-- START SUPPLIED MATERIAL --

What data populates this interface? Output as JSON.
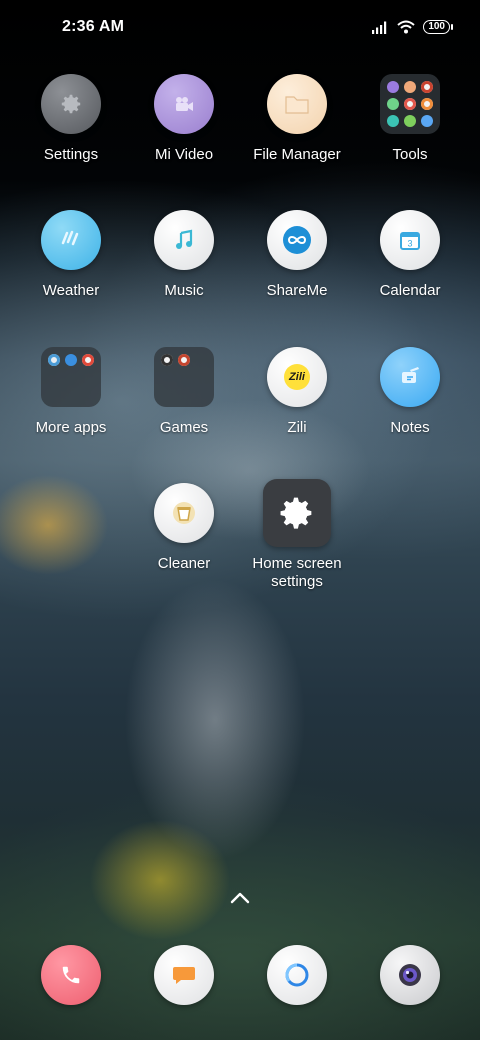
{
  "status_bar": {
    "time": "2:36 AM",
    "battery": "100"
  },
  "home": {
    "apps": [
      {
        "label": "Settings",
        "icon": "gear-icon",
        "color": "#6a6d72"
      },
      {
        "label": "Mi Video",
        "icon": "video-camera-icon",
        "color": "#a98fd6"
      },
      {
        "label": "File Manager",
        "icon": "folder-icon",
        "color": "#f6dcbc"
      },
      {
        "label": "Tools",
        "icon": "tools-folder-icon",
        "color": "#32373d"
      },
      {
        "label": "Weather",
        "icon": "weather-icon",
        "color": "#5cc6ee"
      },
      {
        "label": "Music",
        "icon": "music-note-icon",
        "color": "#f2f3f4"
      },
      {
        "label": "ShareMe",
        "icon": "infinity-icon",
        "color": "#f2f3f4"
      },
      {
        "label": "Calendar",
        "icon": "calendar-icon",
        "color": "#f2f3f4"
      },
      {
        "label": "More apps",
        "icon": "apps-folder-icon",
        "color": "#32373d"
      },
      {
        "label": "Games",
        "icon": "games-folder-icon",
        "color": "#32373d"
      },
      {
        "label": "Zili",
        "icon": "zili-logo-icon",
        "text": "Zili",
        "color": "#f2f3f4"
      },
      {
        "label": "Notes",
        "icon": "notes-icon",
        "color": "#4ab4f5"
      },
      {
        "label": "Cleaner",
        "icon": "broom-bucket-icon",
        "color": "#f2f3f4"
      },
      {
        "label": "Home screen\nsettings",
        "icon": "gear-icon",
        "color": "#3a3d41"
      }
    ]
  },
  "dock": [
    {
      "name": "phone",
      "icon": "phone-icon",
      "color": "#f2707f"
    },
    {
      "name": "messaging",
      "icon": "message-bubble-icon",
      "color": "#f2f3f4"
    },
    {
      "name": "browser",
      "icon": "browser-ring-icon",
      "color": "#f2f3f4"
    },
    {
      "name": "camera",
      "icon": "camera-lens-icon",
      "color": "#d9dadc"
    }
  ]
}
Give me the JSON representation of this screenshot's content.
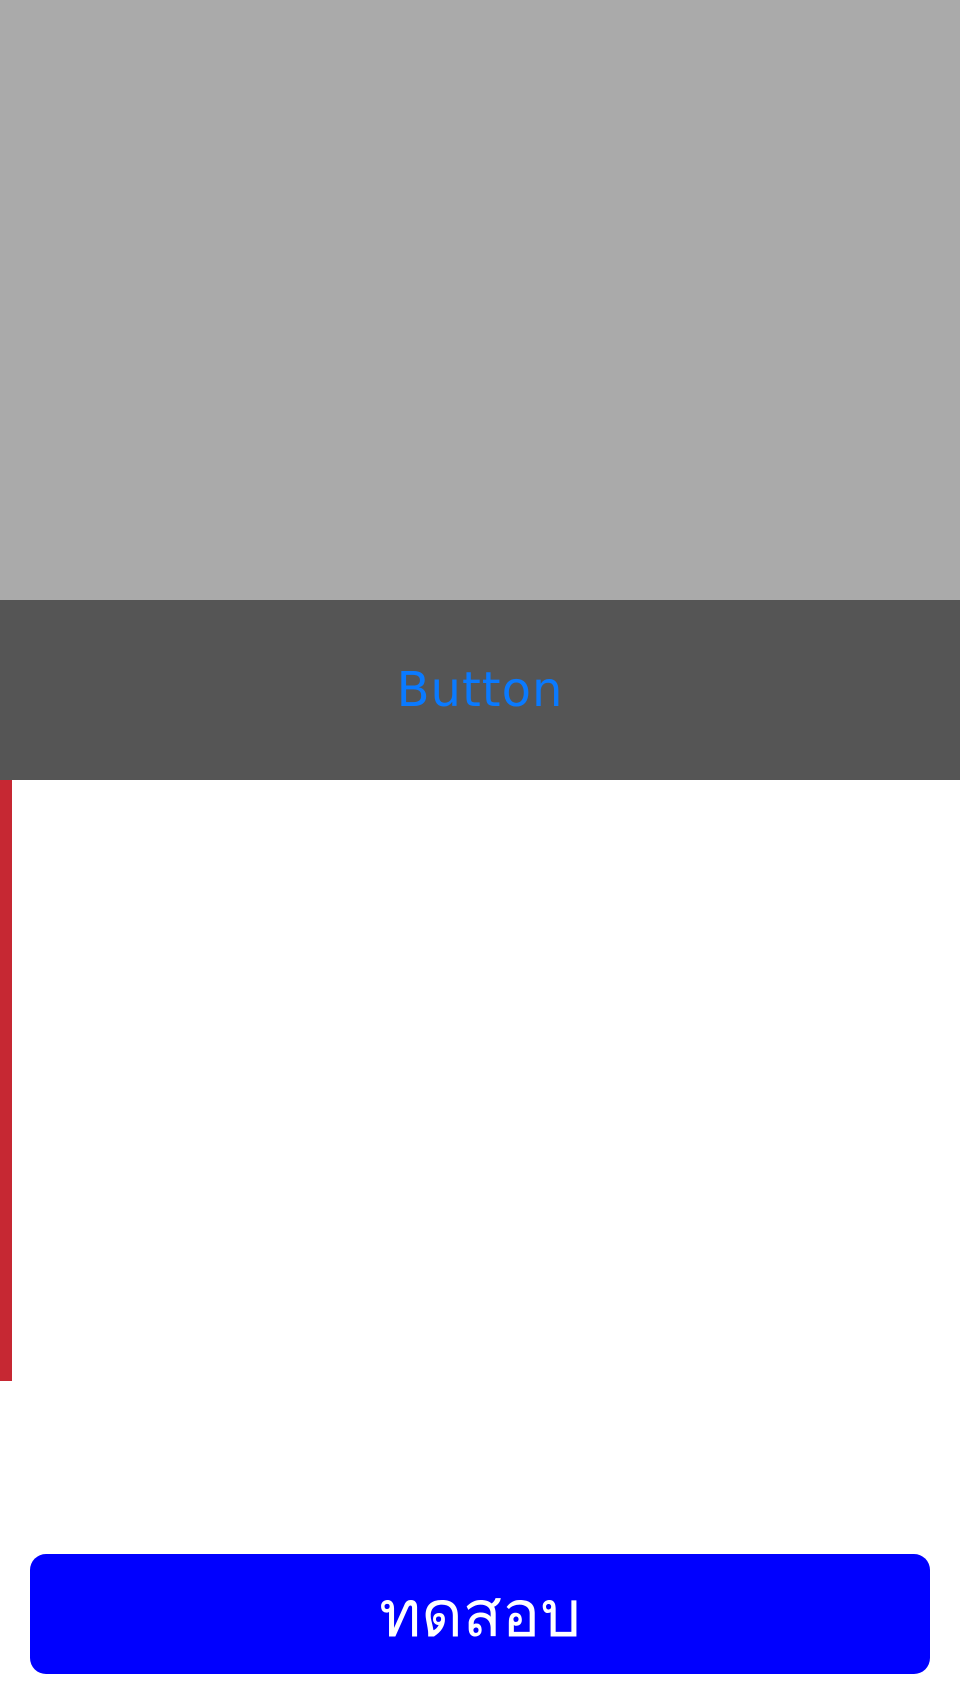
{
  "top_panel": {
    "color": "#aaaaaa"
  },
  "button_bar": {
    "color": "#555555",
    "button_label": "Button",
    "button_color": "#0a7aff"
  },
  "side_indicator": {
    "color": "#c62833"
  },
  "primary_action": {
    "label": "ทดสอบ",
    "color": "#0000ff",
    "text_color": "#ffffff"
  }
}
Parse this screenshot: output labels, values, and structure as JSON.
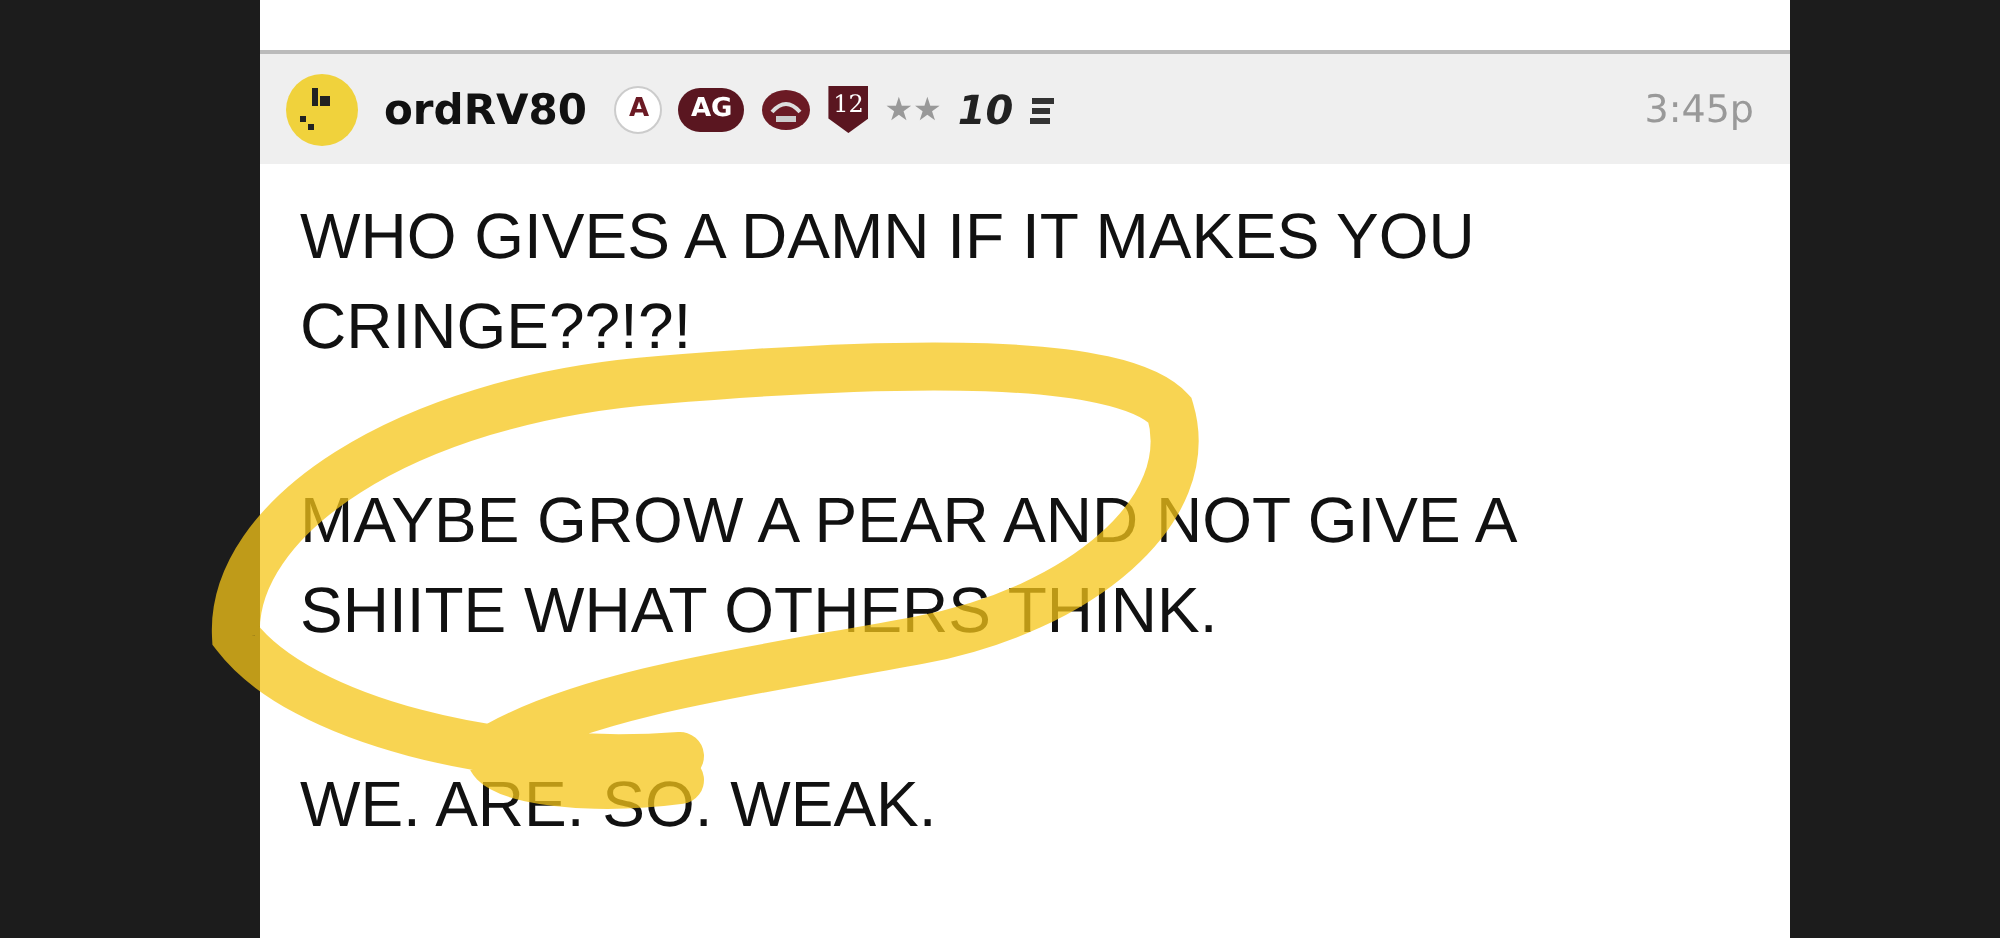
{
  "post": {
    "author": "ordRV80",
    "badges": [
      {
        "kind": "circle",
        "text": "A"
      },
      {
        "kind": "pill",
        "text": "AG"
      },
      {
        "kind": "helmet"
      },
      {
        "kind": "shield",
        "text": "12"
      }
    ],
    "rank_stars": "★★",
    "rank": "10",
    "time": "3:45p",
    "paragraphs": [
      "WHO GIVES A DAMN IF IT MAKES YOU CRINGE??!?!",
      "MAYBE GROW A PEAR AND NOT GIVE A SHIITE WHAT OTHERS THINK.",
      "WE. ARE. SO. WEAK."
    ]
  }
}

-- END SUPPLIED MATERIAL --

| TASK GOAL |
Omit the pictures. Output every record above word for word.

| OUTPUT FOR THIS TASK |
What data populates this interface? Output as JSON.
{
  "status_bar": {
    "time": "2:36 AM",
    "battery": "100"
  },
  "home": {
    "apps": [
      {
        "label": "Settings",
        "icon": "gear-icon",
        "color": "#6a6d72"
      },
      {
        "label": "Mi Video",
        "icon": "video-camera-icon",
        "color": "#a98fd6"
      },
      {
        "label": "File Manager",
        "icon": "folder-icon",
        "color": "#f6dcbc"
      },
      {
        "label": "Tools",
        "icon": "tools-folder-icon",
        "color": "#32373d"
      },
      {
        "label": "Weather",
        "icon": "weather-icon",
        "color": "#5cc6ee"
      },
      {
        "label": "Music",
        "icon": "music-note-icon",
        "color": "#f2f3f4"
      },
      {
        "label": "ShareMe",
        "icon": "infinity-icon",
        "color": "#f2f3f4"
      },
      {
        "label": "Calendar",
        "icon": "calendar-icon",
        "color": "#f2f3f4"
      },
      {
        "label": "More apps",
        "icon": "apps-folder-icon",
        "color": "#32373d"
      },
      {
        "label": "Games",
        "icon": "games-folder-icon",
        "color": "#32373d"
      },
      {
        "label": "Zili",
        "icon": "zili-logo-icon",
        "text": "Zili",
        "color": "#f2f3f4"
      },
      {
        "label": "Notes",
        "icon": "notes-icon",
        "color": "#4ab4f5"
      },
      {
        "label": "Cleaner",
        "icon": "broom-bucket-icon",
        "color": "#f2f3f4"
      },
      {
        "label": "Home screen\nsettings",
        "icon": "gear-icon",
        "color": "#3a3d41"
      }
    ]
  },
  "dock": [
    {
      "name": "phone",
      "icon": "phone-icon",
      "color": "#f2707f"
    },
    {
      "name": "messaging",
      "icon": "message-bubble-icon",
      "color": "#f2f3f4"
    },
    {
      "name": "browser",
      "icon": "browser-ring-icon",
      "color": "#f2f3f4"
    },
    {
      "name": "camera",
      "icon": "camera-lens-icon",
      "color": "#d9dadc"
    }
  ]
}
Give me the JSON representation of this screenshot's content.
{
  "top_panel": {
    "color": "#aaaaaa"
  },
  "button_bar": {
    "color": "#555555",
    "button_label": "Button",
    "button_color": "#0a7aff"
  },
  "side_indicator": {
    "color": "#c62833"
  },
  "primary_action": {
    "label": "ทดสอบ",
    "color": "#0000ff",
    "text_color": "#ffffff"
  }
}
Parse this screenshot: output labels, values, and structure as JSON.
{
  "post": {
    "author": "ordRV80",
    "badges": [
      {
        "kind": "circle",
        "text": "A"
      },
      {
        "kind": "pill",
        "text": "AG"
      },
      {
        "kind": "helmet"
      },
      {
        "kind": "shield",
        "text": "12"
      }
    ],
    "rank_stars": "★★",
    "rank": "10",
    "time": "3:45p",
    "paragraphs": [
      "WHO GIVES A DAMN IF IT MAKES YOU CRINGE??!?!",
      "MAYBE GROW A PEAR AND NOT GIVE A SHIITE WHAT OTHERS THINK.",
      "WE. ARE. SO. WEAK."
    ]
  }
}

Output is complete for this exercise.